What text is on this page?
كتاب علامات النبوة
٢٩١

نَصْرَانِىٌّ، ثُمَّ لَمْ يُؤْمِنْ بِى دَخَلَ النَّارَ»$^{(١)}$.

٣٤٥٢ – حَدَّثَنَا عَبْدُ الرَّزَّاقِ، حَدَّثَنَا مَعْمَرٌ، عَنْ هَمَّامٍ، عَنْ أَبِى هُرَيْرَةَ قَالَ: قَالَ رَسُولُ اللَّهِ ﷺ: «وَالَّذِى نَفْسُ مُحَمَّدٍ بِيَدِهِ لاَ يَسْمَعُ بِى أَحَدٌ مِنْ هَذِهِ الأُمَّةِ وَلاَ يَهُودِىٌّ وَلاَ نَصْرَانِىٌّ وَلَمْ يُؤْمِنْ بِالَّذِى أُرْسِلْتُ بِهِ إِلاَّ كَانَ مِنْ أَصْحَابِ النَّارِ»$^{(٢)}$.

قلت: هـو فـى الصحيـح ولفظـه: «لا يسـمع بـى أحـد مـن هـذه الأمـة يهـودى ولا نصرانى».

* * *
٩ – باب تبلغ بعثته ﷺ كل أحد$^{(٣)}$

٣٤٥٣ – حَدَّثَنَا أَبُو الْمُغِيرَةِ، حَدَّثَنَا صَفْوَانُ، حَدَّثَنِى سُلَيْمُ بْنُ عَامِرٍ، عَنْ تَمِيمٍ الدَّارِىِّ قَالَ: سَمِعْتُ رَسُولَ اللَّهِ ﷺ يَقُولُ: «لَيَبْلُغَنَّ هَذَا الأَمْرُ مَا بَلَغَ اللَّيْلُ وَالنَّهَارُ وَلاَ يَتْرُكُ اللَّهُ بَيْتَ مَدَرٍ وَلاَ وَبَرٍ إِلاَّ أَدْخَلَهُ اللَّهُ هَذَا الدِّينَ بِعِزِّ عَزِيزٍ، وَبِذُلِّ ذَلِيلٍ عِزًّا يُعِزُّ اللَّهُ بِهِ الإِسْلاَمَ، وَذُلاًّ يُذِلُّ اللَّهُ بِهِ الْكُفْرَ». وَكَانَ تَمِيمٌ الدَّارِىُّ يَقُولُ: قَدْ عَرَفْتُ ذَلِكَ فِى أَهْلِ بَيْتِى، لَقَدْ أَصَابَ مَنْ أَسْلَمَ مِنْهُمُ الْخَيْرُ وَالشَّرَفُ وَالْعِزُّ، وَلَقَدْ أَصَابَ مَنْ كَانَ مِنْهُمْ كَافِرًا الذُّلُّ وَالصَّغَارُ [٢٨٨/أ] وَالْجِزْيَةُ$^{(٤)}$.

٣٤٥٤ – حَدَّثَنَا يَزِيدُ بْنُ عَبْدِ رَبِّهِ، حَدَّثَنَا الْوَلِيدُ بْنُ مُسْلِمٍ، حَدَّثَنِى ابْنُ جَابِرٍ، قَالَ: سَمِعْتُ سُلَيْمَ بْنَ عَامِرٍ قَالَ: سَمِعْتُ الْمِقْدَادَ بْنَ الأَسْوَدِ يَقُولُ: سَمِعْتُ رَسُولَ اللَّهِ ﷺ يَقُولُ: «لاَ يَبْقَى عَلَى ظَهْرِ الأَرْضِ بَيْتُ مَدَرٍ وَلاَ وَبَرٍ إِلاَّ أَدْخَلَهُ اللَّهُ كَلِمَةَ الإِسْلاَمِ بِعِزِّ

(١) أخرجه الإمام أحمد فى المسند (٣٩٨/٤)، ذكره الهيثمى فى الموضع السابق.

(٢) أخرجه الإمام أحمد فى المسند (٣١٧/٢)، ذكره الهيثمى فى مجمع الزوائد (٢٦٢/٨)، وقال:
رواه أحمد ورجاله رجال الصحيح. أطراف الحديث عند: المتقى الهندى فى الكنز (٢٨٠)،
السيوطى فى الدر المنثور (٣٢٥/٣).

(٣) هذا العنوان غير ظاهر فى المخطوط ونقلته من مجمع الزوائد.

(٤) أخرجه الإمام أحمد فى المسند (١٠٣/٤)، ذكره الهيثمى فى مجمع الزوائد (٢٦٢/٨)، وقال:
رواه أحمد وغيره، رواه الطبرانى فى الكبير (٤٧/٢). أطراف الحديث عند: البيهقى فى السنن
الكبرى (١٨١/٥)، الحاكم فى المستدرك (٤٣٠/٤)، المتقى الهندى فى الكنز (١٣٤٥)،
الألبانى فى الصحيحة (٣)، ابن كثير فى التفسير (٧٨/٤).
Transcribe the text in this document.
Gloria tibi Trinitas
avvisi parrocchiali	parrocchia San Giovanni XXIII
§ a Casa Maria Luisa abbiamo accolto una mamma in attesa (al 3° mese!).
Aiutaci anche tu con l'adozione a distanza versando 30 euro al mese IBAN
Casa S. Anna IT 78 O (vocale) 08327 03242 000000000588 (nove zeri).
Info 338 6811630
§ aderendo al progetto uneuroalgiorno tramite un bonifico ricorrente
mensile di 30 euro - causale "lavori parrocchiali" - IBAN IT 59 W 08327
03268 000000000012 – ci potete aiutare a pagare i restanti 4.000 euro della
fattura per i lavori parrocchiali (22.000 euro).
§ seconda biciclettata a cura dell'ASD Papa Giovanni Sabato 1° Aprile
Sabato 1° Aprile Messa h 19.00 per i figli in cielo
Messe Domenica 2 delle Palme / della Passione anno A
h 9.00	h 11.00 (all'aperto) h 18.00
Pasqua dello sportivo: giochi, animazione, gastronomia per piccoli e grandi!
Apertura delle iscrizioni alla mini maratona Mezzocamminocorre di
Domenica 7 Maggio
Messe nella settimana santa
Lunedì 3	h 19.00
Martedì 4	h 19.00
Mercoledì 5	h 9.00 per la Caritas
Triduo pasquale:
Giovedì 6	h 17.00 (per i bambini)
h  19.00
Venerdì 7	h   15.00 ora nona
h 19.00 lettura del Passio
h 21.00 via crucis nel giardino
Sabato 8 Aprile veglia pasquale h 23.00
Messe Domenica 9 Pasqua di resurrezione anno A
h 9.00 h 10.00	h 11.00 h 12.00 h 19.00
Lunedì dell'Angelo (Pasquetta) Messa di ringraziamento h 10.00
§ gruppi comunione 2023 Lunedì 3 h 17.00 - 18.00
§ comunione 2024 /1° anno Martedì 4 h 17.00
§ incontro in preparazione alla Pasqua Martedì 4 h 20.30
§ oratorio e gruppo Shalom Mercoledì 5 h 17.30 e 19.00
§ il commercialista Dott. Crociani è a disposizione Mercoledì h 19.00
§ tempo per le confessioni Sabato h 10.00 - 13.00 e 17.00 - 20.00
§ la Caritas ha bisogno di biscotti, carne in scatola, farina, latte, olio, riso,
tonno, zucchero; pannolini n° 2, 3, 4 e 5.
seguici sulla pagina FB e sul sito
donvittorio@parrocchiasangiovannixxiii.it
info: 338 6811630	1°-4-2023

- **What is asked**: Using the entries above, find all lines with "comunione". Copy them.

- **Complete response**:
§ gruppi comunione 2023 Lunedì 3 h 17.00 - 18.00
§ comunione 2024 /1° anno Martedì 4 h 17.00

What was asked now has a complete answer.